**Short exercise:**
Copy every line of the following data that includes the string "acreedor".

**Raw data:**
>>>>
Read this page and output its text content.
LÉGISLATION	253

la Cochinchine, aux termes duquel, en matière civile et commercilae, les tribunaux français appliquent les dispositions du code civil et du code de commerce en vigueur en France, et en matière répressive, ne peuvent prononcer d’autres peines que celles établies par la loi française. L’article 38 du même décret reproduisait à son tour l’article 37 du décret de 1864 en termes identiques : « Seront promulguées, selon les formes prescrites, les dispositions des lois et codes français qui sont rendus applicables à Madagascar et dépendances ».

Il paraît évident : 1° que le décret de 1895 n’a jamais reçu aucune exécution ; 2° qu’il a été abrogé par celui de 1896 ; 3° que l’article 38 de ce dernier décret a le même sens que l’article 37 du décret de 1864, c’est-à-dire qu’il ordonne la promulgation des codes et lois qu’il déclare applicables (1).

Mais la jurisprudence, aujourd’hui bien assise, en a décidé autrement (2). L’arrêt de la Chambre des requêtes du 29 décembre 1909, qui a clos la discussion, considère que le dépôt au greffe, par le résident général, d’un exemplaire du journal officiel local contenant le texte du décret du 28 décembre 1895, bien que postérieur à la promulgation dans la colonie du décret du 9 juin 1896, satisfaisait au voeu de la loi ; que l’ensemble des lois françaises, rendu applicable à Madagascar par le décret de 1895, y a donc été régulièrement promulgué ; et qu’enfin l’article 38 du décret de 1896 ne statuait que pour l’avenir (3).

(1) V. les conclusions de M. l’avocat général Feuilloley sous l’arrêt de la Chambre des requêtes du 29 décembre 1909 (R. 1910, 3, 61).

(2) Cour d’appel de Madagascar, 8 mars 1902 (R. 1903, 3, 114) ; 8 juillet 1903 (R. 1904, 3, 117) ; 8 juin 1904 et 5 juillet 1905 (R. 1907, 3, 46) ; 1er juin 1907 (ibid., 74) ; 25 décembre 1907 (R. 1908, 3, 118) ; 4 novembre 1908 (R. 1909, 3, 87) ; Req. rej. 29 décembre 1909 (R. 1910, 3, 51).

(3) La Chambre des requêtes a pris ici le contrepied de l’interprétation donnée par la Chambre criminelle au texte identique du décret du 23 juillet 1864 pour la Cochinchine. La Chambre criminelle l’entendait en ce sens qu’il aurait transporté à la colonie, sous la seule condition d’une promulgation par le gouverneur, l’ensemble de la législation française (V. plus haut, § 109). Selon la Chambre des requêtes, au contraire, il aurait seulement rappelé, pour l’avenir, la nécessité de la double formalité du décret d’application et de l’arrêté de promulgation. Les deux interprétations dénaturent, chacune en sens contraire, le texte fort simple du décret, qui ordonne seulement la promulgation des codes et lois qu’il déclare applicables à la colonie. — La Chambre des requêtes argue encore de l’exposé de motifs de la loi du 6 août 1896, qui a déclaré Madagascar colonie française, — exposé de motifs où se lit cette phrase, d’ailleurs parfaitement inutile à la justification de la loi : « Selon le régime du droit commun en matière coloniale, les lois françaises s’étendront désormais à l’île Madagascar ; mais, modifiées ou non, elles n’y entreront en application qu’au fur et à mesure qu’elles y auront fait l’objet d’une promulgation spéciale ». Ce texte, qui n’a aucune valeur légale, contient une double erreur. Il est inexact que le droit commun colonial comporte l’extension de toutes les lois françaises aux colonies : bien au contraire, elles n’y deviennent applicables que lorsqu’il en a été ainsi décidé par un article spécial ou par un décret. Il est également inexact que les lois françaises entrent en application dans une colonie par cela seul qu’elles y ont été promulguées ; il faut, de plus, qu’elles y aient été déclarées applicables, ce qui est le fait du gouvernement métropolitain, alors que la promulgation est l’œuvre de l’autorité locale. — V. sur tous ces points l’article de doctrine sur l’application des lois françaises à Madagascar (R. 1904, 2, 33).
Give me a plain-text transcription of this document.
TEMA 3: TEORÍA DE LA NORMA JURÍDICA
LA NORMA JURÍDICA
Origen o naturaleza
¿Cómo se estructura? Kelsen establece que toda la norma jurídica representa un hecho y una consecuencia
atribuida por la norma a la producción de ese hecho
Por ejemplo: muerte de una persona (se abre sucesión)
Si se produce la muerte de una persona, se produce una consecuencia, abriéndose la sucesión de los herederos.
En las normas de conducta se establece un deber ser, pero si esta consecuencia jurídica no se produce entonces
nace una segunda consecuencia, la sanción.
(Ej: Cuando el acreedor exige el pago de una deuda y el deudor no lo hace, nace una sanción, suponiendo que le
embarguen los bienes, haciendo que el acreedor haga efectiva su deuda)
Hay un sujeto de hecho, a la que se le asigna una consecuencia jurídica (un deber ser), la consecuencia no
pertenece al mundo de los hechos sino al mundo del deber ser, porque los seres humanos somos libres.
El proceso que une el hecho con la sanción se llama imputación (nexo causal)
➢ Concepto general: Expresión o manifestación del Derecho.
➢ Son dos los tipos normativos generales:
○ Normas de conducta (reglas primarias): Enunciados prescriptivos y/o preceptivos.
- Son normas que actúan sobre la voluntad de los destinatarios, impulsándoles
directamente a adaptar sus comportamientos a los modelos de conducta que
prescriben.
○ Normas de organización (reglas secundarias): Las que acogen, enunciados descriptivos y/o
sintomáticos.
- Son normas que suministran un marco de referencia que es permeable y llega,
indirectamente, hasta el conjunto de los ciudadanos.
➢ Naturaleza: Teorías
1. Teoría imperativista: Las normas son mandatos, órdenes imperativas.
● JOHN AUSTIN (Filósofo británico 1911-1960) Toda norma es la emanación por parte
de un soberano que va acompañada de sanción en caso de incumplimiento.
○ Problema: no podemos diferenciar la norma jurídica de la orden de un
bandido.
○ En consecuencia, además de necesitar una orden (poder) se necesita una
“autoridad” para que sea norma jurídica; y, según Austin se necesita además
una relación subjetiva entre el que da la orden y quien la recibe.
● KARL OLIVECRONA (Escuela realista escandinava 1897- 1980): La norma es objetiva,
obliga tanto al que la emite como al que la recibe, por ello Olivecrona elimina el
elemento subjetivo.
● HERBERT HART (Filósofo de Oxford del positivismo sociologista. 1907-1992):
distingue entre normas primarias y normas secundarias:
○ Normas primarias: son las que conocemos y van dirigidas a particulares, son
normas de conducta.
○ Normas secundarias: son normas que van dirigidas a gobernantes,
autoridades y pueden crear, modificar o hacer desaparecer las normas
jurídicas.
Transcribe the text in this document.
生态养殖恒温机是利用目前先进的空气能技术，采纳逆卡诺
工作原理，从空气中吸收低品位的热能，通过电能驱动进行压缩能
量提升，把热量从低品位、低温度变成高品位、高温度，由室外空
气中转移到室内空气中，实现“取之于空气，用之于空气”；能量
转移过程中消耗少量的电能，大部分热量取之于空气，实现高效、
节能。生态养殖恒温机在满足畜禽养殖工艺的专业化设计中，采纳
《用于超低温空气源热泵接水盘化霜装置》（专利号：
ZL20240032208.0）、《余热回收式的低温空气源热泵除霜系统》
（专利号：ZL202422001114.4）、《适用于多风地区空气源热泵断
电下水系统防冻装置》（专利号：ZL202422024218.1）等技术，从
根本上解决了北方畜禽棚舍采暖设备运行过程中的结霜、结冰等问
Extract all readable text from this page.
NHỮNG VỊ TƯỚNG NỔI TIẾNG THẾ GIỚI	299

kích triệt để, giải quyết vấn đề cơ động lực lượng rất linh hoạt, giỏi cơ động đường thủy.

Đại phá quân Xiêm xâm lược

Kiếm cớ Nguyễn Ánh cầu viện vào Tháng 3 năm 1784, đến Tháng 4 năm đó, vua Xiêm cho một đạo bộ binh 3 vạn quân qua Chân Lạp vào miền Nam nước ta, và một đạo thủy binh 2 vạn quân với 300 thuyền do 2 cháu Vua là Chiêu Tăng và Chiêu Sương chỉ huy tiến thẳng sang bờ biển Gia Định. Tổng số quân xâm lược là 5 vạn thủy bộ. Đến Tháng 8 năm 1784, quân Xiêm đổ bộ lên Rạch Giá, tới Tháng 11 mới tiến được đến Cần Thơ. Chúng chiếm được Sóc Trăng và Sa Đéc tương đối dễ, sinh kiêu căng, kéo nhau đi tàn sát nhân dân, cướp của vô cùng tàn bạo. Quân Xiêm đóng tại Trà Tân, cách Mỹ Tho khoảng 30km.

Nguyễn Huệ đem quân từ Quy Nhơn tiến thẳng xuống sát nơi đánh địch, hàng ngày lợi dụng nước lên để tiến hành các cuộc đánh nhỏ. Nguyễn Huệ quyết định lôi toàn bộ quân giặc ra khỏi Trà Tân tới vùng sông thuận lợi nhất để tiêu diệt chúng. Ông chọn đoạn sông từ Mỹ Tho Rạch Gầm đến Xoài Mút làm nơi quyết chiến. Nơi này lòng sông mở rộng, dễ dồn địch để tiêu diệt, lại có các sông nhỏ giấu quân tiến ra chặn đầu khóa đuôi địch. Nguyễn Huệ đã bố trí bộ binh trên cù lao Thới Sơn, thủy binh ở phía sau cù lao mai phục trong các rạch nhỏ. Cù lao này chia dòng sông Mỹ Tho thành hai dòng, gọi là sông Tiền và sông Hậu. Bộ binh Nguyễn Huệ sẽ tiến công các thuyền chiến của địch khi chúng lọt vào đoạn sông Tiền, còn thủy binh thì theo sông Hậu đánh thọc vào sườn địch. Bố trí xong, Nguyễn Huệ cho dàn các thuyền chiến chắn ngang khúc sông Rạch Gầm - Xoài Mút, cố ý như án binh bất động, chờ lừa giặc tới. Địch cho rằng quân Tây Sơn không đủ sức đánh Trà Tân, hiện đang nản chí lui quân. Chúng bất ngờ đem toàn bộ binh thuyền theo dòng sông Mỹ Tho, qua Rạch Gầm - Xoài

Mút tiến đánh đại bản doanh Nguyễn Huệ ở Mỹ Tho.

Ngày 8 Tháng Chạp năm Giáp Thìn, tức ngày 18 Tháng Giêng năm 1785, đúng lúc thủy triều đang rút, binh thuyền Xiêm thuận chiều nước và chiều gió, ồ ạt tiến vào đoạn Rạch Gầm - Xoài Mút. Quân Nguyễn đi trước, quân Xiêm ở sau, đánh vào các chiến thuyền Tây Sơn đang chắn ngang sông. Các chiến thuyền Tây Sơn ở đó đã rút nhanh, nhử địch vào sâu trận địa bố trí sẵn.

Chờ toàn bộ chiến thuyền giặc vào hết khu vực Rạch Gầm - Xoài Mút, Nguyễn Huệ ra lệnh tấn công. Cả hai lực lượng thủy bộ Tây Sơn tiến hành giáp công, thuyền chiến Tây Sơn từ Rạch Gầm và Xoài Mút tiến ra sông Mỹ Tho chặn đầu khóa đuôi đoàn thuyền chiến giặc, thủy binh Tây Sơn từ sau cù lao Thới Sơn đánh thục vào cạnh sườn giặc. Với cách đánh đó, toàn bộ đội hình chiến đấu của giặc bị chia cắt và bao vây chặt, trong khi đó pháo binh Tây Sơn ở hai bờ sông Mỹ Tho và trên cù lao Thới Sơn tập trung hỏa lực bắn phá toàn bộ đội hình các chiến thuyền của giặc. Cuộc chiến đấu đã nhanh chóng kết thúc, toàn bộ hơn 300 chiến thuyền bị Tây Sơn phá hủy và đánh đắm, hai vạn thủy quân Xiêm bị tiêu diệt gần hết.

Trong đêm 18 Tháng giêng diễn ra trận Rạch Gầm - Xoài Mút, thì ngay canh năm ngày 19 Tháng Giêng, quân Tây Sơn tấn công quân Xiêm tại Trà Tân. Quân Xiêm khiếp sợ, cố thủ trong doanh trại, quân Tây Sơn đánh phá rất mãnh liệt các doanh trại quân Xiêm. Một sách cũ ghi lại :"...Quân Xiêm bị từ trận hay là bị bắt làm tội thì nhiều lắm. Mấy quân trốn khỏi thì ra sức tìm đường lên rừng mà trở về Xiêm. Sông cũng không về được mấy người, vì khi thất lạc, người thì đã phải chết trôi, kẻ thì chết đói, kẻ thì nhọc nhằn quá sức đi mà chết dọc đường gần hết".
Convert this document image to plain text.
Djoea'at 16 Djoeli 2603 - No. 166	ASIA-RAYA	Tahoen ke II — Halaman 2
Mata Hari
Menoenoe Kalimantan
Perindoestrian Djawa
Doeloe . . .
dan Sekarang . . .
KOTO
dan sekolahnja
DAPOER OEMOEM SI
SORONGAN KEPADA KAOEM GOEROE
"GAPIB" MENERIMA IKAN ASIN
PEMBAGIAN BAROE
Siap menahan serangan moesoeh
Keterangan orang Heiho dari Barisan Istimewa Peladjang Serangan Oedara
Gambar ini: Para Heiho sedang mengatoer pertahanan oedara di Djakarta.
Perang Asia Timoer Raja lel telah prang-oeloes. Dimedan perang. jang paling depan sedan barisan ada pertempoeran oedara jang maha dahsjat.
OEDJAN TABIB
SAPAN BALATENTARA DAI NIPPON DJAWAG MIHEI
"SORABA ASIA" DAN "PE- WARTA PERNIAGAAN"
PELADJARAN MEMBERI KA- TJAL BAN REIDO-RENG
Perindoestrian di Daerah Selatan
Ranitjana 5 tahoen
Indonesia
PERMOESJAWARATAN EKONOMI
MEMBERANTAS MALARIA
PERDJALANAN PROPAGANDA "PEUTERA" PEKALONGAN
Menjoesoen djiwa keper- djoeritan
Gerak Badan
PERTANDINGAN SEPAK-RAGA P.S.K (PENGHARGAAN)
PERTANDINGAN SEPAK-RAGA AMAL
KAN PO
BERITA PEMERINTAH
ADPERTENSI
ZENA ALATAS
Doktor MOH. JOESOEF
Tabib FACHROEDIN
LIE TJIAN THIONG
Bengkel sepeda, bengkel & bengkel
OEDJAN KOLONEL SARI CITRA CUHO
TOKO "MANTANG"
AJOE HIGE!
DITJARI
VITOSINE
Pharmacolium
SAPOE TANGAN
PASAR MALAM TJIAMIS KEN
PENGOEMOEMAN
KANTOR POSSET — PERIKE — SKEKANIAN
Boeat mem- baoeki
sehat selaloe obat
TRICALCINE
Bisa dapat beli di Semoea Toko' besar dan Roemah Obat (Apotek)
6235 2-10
<<<<
**Final answer:**
(Ej: Cuando el acreedor exige el pago de una deuda y el deudor no lo hace, nace una sanción, suponiendo que le
embarguen los bienes, haciendo que el acreedor haga efectiva su deuda)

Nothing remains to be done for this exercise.